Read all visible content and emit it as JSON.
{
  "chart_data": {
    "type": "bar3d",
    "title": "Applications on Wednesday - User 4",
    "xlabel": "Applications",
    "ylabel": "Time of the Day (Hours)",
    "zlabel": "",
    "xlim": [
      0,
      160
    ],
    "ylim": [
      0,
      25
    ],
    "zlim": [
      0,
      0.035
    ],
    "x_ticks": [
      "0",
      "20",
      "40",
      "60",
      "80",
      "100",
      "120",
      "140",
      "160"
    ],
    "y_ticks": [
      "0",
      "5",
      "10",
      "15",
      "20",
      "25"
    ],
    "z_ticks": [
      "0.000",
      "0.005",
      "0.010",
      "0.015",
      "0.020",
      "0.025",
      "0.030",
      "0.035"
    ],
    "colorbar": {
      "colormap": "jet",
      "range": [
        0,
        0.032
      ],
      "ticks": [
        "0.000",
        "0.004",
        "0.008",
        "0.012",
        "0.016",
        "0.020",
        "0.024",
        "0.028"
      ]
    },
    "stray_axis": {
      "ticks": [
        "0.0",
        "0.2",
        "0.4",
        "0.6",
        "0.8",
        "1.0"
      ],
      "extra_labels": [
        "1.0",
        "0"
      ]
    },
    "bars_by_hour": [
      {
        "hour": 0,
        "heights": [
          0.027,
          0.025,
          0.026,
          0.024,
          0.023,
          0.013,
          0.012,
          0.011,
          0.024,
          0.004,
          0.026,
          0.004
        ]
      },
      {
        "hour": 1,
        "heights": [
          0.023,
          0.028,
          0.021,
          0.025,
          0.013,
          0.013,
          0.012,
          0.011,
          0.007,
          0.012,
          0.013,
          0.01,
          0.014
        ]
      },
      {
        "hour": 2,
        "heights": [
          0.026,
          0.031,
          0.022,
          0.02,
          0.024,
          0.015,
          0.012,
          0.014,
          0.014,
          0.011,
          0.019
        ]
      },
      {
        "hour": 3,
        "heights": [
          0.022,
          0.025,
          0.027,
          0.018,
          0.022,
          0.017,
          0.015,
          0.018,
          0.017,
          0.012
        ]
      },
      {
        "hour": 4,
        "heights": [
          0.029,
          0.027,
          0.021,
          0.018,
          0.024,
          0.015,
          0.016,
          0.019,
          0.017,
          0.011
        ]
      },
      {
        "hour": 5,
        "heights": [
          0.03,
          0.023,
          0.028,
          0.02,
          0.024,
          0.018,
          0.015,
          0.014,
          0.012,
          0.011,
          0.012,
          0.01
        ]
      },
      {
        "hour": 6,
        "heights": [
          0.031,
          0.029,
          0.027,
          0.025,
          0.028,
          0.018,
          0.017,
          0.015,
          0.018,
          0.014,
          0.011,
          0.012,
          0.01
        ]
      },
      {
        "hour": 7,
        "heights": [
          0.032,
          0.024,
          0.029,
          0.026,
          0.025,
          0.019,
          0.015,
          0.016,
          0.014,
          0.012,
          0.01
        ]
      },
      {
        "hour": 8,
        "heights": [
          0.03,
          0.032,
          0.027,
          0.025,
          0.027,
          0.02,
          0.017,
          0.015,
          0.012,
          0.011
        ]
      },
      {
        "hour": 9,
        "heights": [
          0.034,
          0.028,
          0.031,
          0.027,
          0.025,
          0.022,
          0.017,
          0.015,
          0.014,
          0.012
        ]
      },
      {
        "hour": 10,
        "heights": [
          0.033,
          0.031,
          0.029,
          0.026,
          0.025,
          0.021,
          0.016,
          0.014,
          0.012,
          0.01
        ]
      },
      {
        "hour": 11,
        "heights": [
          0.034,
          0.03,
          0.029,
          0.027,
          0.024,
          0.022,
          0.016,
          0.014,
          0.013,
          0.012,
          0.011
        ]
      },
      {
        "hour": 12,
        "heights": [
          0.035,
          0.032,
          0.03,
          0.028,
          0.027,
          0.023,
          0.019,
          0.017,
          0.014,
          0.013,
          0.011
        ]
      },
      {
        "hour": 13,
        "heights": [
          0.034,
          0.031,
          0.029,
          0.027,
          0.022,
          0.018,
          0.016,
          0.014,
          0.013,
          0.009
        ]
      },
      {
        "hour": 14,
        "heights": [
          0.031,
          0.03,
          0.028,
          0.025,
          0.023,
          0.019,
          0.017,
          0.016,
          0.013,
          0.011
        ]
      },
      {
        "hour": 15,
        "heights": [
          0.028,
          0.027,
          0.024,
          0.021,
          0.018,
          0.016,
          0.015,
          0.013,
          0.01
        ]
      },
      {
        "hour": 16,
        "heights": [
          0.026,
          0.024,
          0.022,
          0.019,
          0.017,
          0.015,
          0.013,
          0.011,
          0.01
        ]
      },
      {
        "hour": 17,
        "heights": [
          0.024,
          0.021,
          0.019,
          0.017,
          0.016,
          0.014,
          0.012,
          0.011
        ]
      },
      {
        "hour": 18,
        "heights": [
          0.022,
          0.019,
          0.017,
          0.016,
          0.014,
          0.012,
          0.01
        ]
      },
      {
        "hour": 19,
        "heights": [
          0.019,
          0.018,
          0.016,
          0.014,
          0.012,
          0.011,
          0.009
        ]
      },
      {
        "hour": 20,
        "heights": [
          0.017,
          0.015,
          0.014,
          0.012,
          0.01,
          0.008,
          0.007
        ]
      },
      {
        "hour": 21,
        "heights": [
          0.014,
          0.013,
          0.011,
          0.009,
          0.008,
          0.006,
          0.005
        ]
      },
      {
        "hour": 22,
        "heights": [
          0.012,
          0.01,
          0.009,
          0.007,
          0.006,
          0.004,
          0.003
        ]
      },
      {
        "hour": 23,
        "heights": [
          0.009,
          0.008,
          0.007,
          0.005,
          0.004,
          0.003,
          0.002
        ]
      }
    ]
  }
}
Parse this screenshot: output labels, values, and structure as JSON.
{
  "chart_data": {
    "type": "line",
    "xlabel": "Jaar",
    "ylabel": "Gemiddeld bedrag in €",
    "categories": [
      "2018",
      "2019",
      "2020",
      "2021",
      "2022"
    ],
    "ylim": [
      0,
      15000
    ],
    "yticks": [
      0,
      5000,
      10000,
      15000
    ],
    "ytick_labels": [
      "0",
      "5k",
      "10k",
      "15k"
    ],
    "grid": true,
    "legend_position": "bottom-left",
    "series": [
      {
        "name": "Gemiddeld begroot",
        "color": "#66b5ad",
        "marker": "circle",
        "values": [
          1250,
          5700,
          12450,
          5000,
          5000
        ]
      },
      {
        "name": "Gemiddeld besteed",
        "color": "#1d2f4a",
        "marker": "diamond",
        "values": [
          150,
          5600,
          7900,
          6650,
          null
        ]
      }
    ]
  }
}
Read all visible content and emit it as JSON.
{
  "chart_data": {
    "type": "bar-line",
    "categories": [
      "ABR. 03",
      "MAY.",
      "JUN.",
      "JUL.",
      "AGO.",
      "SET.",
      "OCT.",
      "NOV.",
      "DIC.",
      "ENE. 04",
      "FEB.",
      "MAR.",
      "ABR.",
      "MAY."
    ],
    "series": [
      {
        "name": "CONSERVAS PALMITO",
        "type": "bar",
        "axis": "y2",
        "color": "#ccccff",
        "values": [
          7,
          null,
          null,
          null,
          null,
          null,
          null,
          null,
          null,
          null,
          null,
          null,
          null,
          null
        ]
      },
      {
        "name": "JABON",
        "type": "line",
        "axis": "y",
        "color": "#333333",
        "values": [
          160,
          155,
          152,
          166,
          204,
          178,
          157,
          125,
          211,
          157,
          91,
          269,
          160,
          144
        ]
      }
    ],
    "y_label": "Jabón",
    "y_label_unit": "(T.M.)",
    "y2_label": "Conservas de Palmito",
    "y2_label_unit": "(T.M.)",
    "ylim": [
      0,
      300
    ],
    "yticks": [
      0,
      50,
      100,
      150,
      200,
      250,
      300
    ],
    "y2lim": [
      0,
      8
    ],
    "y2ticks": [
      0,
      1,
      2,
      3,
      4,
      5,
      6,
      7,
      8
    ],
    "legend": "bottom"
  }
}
━━━━━━━━━━━━━━━━
Take every line above carrying "Gemiddeld" and return it.

    "ylabel": "Gemiddeld bedrag in €",
        "name": "Gemiddeld begroot",
        "name": "Gemiddeld besteed",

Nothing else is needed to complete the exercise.